Instructions to follow =
Report back each line of the records that contains the string "color".

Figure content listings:

+ + + + + + +

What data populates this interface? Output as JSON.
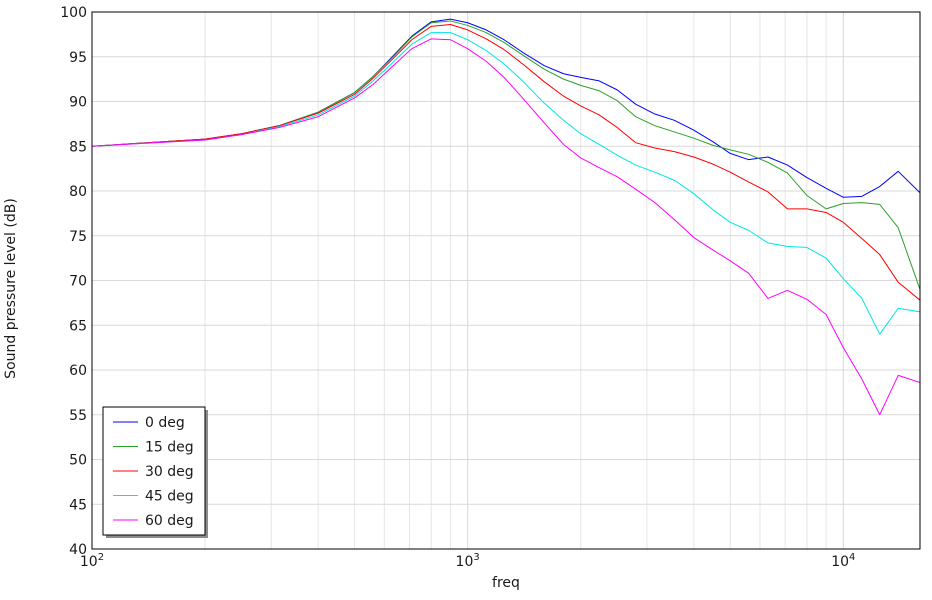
{
  "chart_data": {
    "type": "line",
    "title": "",
    "xlabel": "freq",
    "ylabel": "Sound pressure level (dB)",
    "x_scale": "log",
    "xlim": [
      100,
      16000
    ],
    "ylim": [
      40,
      100
    ],
    "y_ticks": [
      "40",
      "45",
      "50",
      "55",
      "60",
      "65",
      "70",
      "75",
      "80",
      "85",
      "90",
      "95",
      "100"
    ],
    "x_ticks": [
      {
        "base": "10",
        "exp": "2"
      },
      {
        "base": "10",
        "exp": "3"
      },
      {
        "base": "10",
        "exp": "4"
      }
    ],
    "grid": true,
    "legend_position": "bottom-left",
    "x": [
      100,
      200,
      250,
      315,
      400,
      500,
      560,
      630,
      710,
      800,
      900,
      1000,
      1120,
      1250,
      1400,
      1600,
      1800,
      2000,
      2240,
      2500,
      2800,
      3150,
      3550,
      4000,
      4500,
      5000,
      5600,
      6300,
      7100,
      8000,
      9000,
      10000,
      11200,
      12500,
      14000,
      16000
    ],
    "series": [
      {
        "name": "0 deg",
        "color": "#0000ff",
        "values": [
          85.0,
          85.8,
          86.4,
          87.3,
          88.8,
          91.0,
          92.8,
          95.0,
          97.3,
          98.9,
          99.2,
          98.8,
          98.0,
          96.9,
          95.5,
          94.0,
          93.1,
          92.7,
          92.3,
          91.3,
          89.7,
          88.6,
          87.9,
          86.8,
          85.5,
          84.2,
          83.5,
          83.8,
          82.9,
          81.5,
          80.3,
          79.3,
          79.4,
          80.5,
          82.2,
          79.8
        ]
      },
      {
        "name": "15 deg",
        "color": "#2ca02c",
        "values": [
          85.0,
          85.8,
          86.4,
          87.3,
          88.8,
          91.0,
          92.8,
          94.9,
          97.2,
          98.8,
          99.0,
          98.5,
          97.7,
          96.6,
          95.2,
          93.6,
          92.5,
          91.8,
          91.2,
          90.1,
          88.3,
          87.3,
          86.6,
          85.9,
          85.1,
          84.6,
          84.1,
          83.2,
          82.0,
          79.5,
          78.0,
          78.6,
          78.7,
          78.5,
          75.9,
          69.0
        ]
      },
      {
        "name": "30 deg",
        "color": "#ff0000",
        "values": [
          85.0,
          85.8,
          86.4,
          87.3,
          88.7,
          90.8,
          92.6,
          94.7,
          96.9,
          98.4,
          98.6,
          98.0,
          97.0,
          95.8,
          94.2,
          92.2,
          90.6,
          89.5,
          88.5,
          87.1,
          85.4,
          84.8,
          84.4,
          83.8,
          83.0,
          82.1,
          81.0,
          79.9,
          78.0,
          78.0,
          77.6,
          76.5,
          74.7,
          72.9,
          69.8,
          67.8
        ]
      },
      {
        "name": "45 deg",
        "color": "#00e5e5",
        "values": [
          85.0,
          85.7,
          86.3,
          87.2,
          88.5,
          90.6,
          92.3,
          94.3,
          96.4,
          97.7,
          97.7,
          96.9,
          95.7,
          94.2,
          92.3,
          89.8,
          87.9,
          86.4,
          85.2,
          84.0,
          82.9,
          82.1,
          81.2,
          79.7,
          77.9,
          76.5,
          75.6,
          74.2,
          73.8,
          73.7,
          72.5,
          70.2,
          68.0,
          64.0,
          66.9,
          66.5
        ]
      },
      {
        "name": "60 deg",
        "color": "#ff00ff",
        "values": [
          85.0,
          85.7,
          86.3,
          87.1,
          88.3,
          90.4,
          91.9,
          93.9,
          95.9,
          97.0,
          96.9,
          95.9,
          94.5,
          92.7,
          90.4,
          87.6,
          85.2,
          83.7,
          82.6,
          81.6,
          80.2,
          78.7,
          76.8,
          74.8,
          73.4,
          72.2,
          70.8,
          68.0,
          68.9,
          67.9,
          66.2,
          62.5,
          59.0,
          55.0,
          59.4,
          58.6
        ]
      }
    ]
  }
}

+ + + + + + +

Written response =
        "color": "#0000ff",
        "color": "#2ca02c",
        "color": "#ff0000",
        "color": "#00e5e5",
        "color": "#ff00ff",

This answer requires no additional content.